_Supplied entries_:
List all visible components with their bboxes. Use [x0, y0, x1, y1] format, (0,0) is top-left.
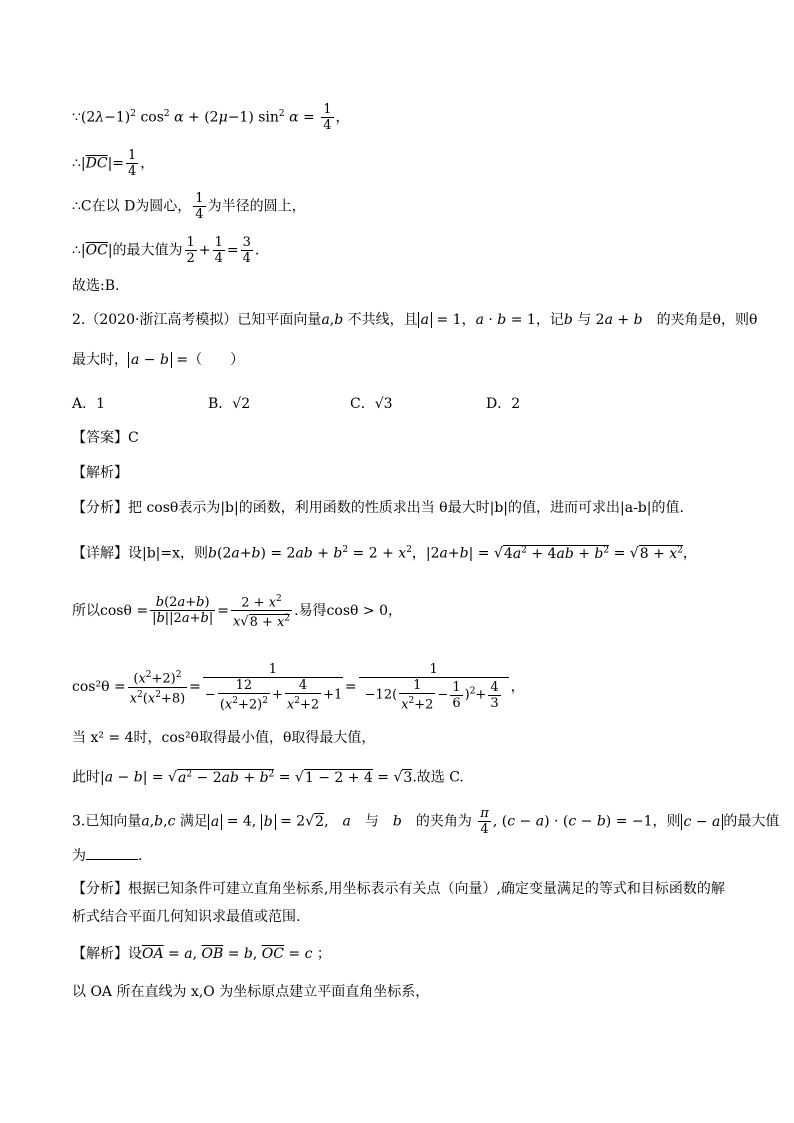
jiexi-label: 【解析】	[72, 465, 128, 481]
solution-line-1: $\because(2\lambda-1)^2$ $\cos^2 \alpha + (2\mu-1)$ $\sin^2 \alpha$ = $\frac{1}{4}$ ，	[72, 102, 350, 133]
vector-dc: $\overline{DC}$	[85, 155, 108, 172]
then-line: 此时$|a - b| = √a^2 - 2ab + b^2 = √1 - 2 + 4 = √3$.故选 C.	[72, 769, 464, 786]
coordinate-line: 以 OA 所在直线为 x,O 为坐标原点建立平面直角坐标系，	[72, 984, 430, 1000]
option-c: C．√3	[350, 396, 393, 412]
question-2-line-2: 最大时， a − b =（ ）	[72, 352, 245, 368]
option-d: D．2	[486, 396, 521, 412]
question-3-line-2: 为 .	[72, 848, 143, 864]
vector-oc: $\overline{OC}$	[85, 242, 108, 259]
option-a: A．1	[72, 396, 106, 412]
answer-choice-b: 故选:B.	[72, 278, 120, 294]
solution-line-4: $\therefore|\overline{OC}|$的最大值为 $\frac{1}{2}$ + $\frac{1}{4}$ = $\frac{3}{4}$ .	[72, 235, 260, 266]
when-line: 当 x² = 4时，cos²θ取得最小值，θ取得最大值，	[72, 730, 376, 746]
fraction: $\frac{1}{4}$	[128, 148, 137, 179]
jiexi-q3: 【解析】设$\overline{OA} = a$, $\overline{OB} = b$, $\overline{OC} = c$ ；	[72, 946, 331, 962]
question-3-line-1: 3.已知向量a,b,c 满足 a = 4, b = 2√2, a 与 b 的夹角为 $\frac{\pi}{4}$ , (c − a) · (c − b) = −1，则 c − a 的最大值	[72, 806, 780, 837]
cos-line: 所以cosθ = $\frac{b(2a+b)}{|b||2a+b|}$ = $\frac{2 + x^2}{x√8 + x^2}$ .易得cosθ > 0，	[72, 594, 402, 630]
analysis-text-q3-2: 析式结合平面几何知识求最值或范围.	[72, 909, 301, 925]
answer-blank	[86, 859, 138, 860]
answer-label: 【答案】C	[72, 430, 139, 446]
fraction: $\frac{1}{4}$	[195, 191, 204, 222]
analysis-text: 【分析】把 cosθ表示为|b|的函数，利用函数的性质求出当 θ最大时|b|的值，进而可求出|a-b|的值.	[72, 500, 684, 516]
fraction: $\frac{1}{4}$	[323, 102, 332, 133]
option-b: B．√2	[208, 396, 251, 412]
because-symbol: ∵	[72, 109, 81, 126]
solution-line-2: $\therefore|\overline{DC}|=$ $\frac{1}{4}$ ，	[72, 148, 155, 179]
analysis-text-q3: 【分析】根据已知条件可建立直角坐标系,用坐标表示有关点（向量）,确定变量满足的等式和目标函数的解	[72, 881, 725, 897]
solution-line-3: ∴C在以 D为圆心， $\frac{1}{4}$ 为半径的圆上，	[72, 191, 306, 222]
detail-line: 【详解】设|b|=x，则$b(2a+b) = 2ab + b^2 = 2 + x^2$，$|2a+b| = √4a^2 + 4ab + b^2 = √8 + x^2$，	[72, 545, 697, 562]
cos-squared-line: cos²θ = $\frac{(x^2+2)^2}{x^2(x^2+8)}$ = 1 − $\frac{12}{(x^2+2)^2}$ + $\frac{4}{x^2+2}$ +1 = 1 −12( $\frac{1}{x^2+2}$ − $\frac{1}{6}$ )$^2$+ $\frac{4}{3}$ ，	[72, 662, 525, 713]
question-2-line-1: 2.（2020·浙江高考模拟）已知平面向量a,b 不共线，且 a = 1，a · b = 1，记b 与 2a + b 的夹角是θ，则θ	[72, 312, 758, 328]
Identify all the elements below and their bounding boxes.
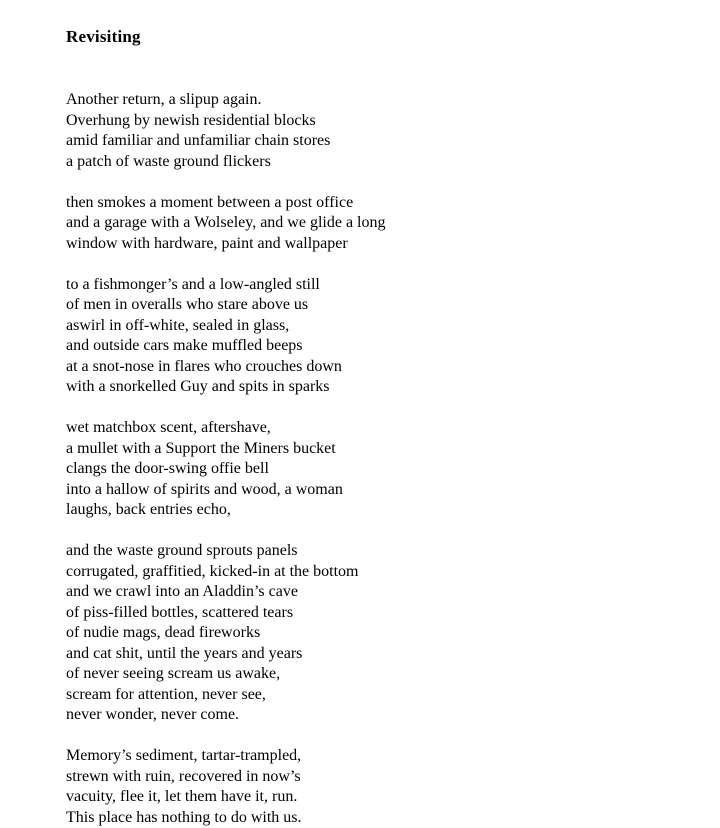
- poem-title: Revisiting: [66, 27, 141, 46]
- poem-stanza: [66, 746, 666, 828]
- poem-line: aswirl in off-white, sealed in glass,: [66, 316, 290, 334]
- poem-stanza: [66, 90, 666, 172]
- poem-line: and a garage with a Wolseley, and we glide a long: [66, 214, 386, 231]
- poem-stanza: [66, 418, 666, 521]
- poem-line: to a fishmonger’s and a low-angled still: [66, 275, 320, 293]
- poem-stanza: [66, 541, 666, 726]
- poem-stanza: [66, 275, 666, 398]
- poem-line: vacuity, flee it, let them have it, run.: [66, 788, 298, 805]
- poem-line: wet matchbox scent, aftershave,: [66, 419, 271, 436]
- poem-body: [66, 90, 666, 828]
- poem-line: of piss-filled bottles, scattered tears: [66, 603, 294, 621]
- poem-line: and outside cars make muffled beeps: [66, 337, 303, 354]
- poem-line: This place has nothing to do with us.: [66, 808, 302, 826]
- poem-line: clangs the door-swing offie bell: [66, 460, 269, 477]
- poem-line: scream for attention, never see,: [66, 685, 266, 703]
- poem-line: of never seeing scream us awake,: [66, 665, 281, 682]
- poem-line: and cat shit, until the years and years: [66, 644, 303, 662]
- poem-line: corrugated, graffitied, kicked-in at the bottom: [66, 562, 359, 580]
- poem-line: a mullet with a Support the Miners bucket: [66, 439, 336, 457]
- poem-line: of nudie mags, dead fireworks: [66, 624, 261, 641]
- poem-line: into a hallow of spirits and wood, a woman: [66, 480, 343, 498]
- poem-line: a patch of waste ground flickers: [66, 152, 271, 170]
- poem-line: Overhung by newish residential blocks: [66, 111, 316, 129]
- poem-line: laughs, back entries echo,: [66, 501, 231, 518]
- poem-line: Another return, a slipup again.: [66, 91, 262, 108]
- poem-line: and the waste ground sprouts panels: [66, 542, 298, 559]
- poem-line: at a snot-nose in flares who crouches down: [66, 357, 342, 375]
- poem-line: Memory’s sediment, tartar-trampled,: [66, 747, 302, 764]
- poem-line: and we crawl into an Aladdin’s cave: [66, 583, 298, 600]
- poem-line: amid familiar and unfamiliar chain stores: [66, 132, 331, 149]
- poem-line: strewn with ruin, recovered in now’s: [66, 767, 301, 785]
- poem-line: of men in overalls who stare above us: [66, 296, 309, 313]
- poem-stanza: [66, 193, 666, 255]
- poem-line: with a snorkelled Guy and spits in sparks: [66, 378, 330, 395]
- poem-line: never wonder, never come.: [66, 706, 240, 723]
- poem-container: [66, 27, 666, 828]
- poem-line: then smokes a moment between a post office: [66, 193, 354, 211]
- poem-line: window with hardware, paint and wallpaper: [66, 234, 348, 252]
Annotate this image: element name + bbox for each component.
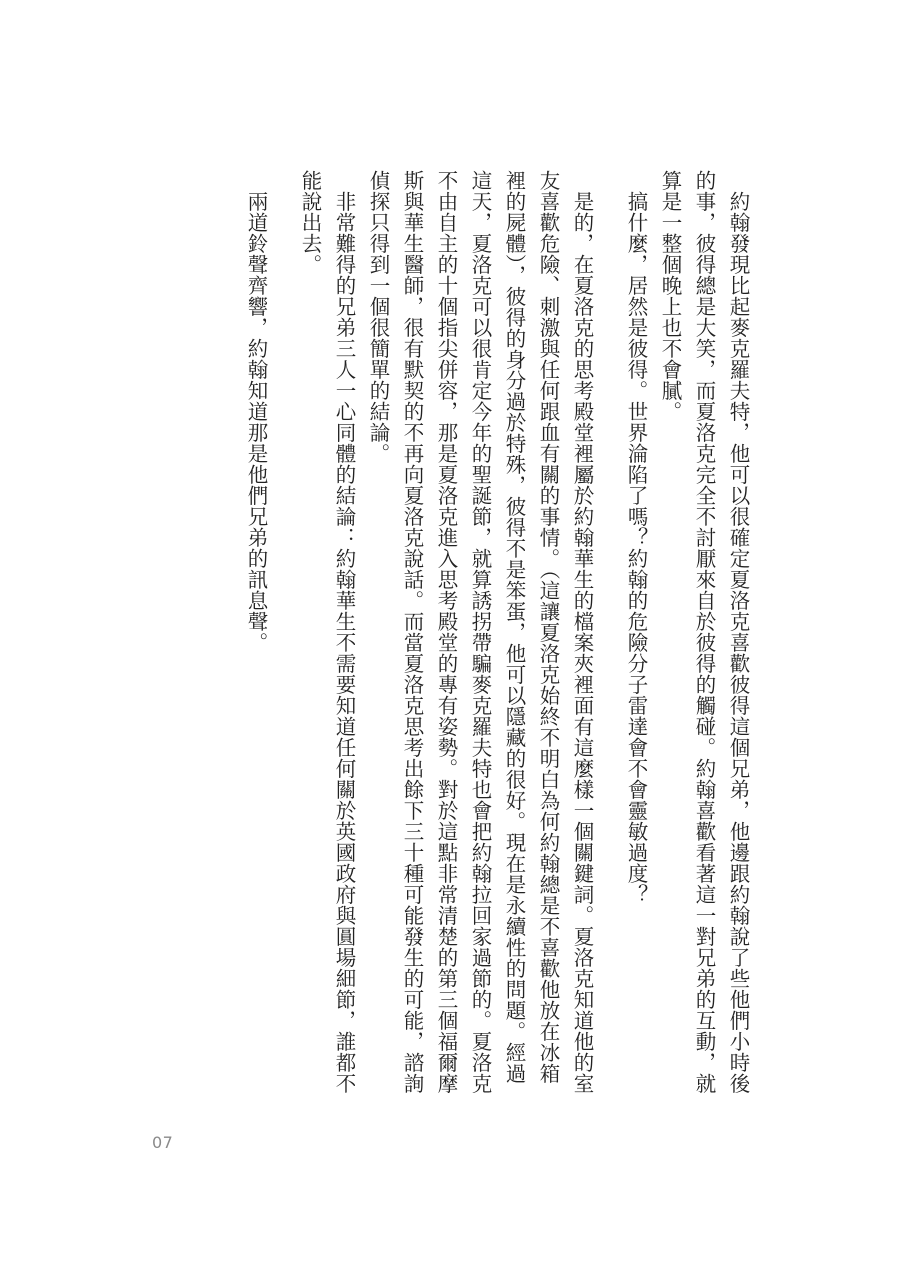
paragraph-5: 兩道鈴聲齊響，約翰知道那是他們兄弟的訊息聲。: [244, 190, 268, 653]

_Problem to solve_: Put every row above into a JSON list of strings, one string per line, with blank lines skipped and the pictures left out.

_Result below_:
[
  "List all visible components with their bboxes. Use [x0, y0, x1, y1] format, (0,0) is top-left.",
  "jiexi-label: 【解析】\t[72, 465, 128, 481]",
  "solution-line-1: $\\because(2\\lambda-1)^2$ $\\cos^2 \\alpha + (2\\mu-1)$ $\\sin^2 \\alpha$ = $\\frac{1}{4}$ ，\t[72, 102, 350, 133]",
  "vector-dc: $\\overline{DC}$\t[85, 155, 108, 172]",
  "then-line: 此时$|a - b| = √a^2 - 2ab + b^2 = √1 - 2 + 4 = √3$.故选 C.\t[72, 769, 464, 786]",
  "coordinate-line: 以 OA 所在直线为 x,O 为坐标原点建立平面直角坐标系，\t[72, 984, 430, 1000]",
  "option-c: C．√3\t[350, 396, 393, 412]",
  "question-2-line-2: 最大时， a − b =（ ）\t[72, 352, 245, 368]",
  "option-d: D．2\t[486, 396, 521, 412]",
  "question-3-line-2: 为 .\t[72, 848, 143, 864]",
  "vector-oc: $\\overline{OC}$\t[85, 242, 108, 259]",
  "option-a: A．1\t[72, 396, 106, 412]",
  "answer-choice-b: 故选:B.\t[72, 278, 120, 294]",
  "solution-line-4: $\\therefore|\\overline{OC}|$的最大值为 $\\frac{1}{2}$ + $\\frac{1}{4}$ = $\\frac{3}{4}$ .\t[72, 235, 260, 266]",
  "when-line: 当 x² = 4时，cos²θ取得最小值，θ取得最大值，\t[72, 730, 376, 746]",
  "fraction: $\\frac{1}{4}$\t[128, 148, 137, 179]",
  "jiexi-q3: 【解析】设$\\overline{OA} = a$, $\\overline{OB} = b$, $\\overline{OC} = c$ ；\t[72, 946, 331, 962]",
  "question-3-line-1: 3.已知向量a,b,c 满足 a = 4, b = 2√2, a 与 b 的夹角为 $\\frac{\\pi}{4}$ , (c − a) · (c − b) = −1，则 c − a 的最大值\t[72, 806, 780, 837]",
  "cos-line: 所以cosθ = $\\frac{b(2a+b)}{|b||2a+b|}$ = $\\frac{2 + x^2}{x√8 + x^2}$ .易得cosθ > 0，\t[72, 594, 402, 630]",
  "analysis-text-q3-2: 析式结合平面几何知识求最值或范围.\t[72, 909, 301, 925]",
  "answer-blank\t[86, 859, 138, 860]",
  "answer-label: 【答案】C\t[72, 430, 139, 446]",
  "fraction: $\\frac{1}{4}$\t[195, 191, 204, 222]",
  "analysis-text: 【分析】把 cosθ表示为|b|的函数，利用函数的性质求出当 θ最大时|b|的值，进而可求出|a-b|的值.\t[72, 500, 684, 516]",
  "fraction: $\\frac{1}{4}$\t[323, 102, 332, 133]",
  "option-b: B．√2\t[208, 396, 251, 412]",
  "because-symbol: ∵\t[72, 109, 81, 126]",
  "solution-line-2: $\\therefore|\\overline{DC}|=$ $\\frac{1}{4}$ ，\t[72, 148, 155, 179]",
  "analysis-text-q3: 【分析】根据已知条件可建立直角坐标系,用坐标表示有关点（向量）,确定变量满足的等式和目标函数的解\t[72, 881, 725, 897]",
  "solution-line-3: ∴C在以 D为圆心， $\\frac{1}{4}$ 为半径的圆上，\t[72, 191, 306, 222]",
  "detail-line: 【详解】设|b|=x，则$b(2a+b) = 2ab + b^2 = 2 + x^2$，$|2a+b| = √4a^2 + 4ab + b^2 = √8 + x^2$，\t[72, 545, 697, 562]",
  "cos-squared-line: cos²θ = $\\frac{(x^2+2)^2}{x^2(x^2+8)}$ = 1 − $\\frac{12}{(x^2+2)^2}$ + $\\frac{4}{x^2+2}$ +1 = 1 −12( $\\frac{1}{x^2+2}$ − $\\frac{1}{6}$ )$^2$+ $\\frac{4}{3}$ ，\t[72, 662, 525, 713]",
  "question-2-line-1: 2.（2020·浙江高考模拟）已知平面向量a,b 不共线，且 a = 1，a · b = 1，记b 与 2a + b 的夹角是θ，则θ\t[72, 312, 758, 328]",
  "Identify all the elements below and their bounding boxes.",
  "- poem-title: Revisiting: [66, 27, 141, 46]",
  "- poem-stanza: [66, 746, 666, 828]",
  "- poem-line: aswirl in off-white, sealed in glass,: [66, 316, 290, 334]",
  "- poem-stanza: [66, 90, 666, 172]",
  "- poem-line: and a garage with a Wolseley, and we glide a long: [66, 214, 386, 231]",
  "- poem-stanza: [66, 418, 666, 521]",
  "- poem-line: to a fishmonger’s and a low-angled still: [66, 275, 320, 293]",
  "- poem-stanza: [66, 541, 666, 726]",
  "- poem-stanza: [66, 275, 666, 398]",
  "- poem-line: vacuity, flee it, let them have it, run.: [66, 788, 298, 805]",
  "- poem-line: wet matchbox scent, aftershave,: [66, 419, 271, 436]",
  "- poem-body: [66, 90, 666, 828]",
  "- poem-line: of piss-filled bottles, scattered tears: [66, 603, 294, 621]",
  "- poem-line: and outside cars make muffled beeps: [66, 337, 303, 354]",
  "- poem-line: This place has nothing to do with us.: [66, 808, 302, 826]",
  "- poem-line: clangs the door-swing offie bell: [66, 460, 269, 477]",
  "- poem-line: scream for attention, never see,: [66, 685, 266, 703]",
  "- poem-line: of never seeing scream us awake,: [66, 665, 281, 682]",
  "- poem-line: and cat shit, until the years and years: [66, 644, 303, 662]",
  "- poem-line: corrugated, graffitied, kicked-in at the bottom: [66, 562, 359, 580]",
  "- poem-line: a mullet with a Support the Miners bucket: [66, 439, 336, 457]",
  "- poem-line: of nudie mags, dead fireworks: [66, 624, 261, 641]",
  "- poem-line: into a hallow of spirits and wood, a woman: [66, 480, 343, 498]",
  "- poem-line: a patch of waste ground flickers: [66, 152, 271, 170]",
  "- poem-line: Overhung by newish residential blocks: [66, 111, 316, 129]",
  "- poem-line: laughs, back entries echo,: [66, 501, 231, 518]",
  "- poem-line: Another return, a slipup again.: [66, 91, 262, 108]",
  "- poem-line: and the waste ground sprouts panels: [66, 542, 298, 559]",
  "- poem-line: at a snot-nose in flares who crouches down: [66, 357, 342, 375]",
  "- poem-line: Memory’s sediment, tartar-trampled,: [66, 747, 302, 764]",
  "- poem-line: and we crawl into an Aladdin’s cave: [66, 583, 298, 600]",
  "- poem-line: amid familiar and unfamiliar chain stores: [66, 132, 331, 149]",
  "- poem-line: strewn with ruin, recovered in now’s: [66, 767, 301, 785]",
  "- poem-line: of men in overalls who stare above us: [66, 296, 309, 313]",
  "- poem-stanza: [66, 193, 666, 255]",
  "- poem-line: with a snorkelled Guy and spits in sparks: [66, 378, 330, 395]",
  "- poem-line: never wonder, never come.: [66, 706, 240, 723]",
  "- poem-container: [66, 27, 666, 828]",
  "- poem-line: then smokes a moment between a post office: [66, 193, 354, 211]",
  "- poem-line: window with hardware, paint and wallpaper: [66, 234, 348, 252]",
  "Annotate this image: element name + bbox for each component.",
  "paragraph-5: 兩道鈴聲齊響，約翰知道那是他們兄弟的訊息聲。: [244, 190, 268, 653]"
]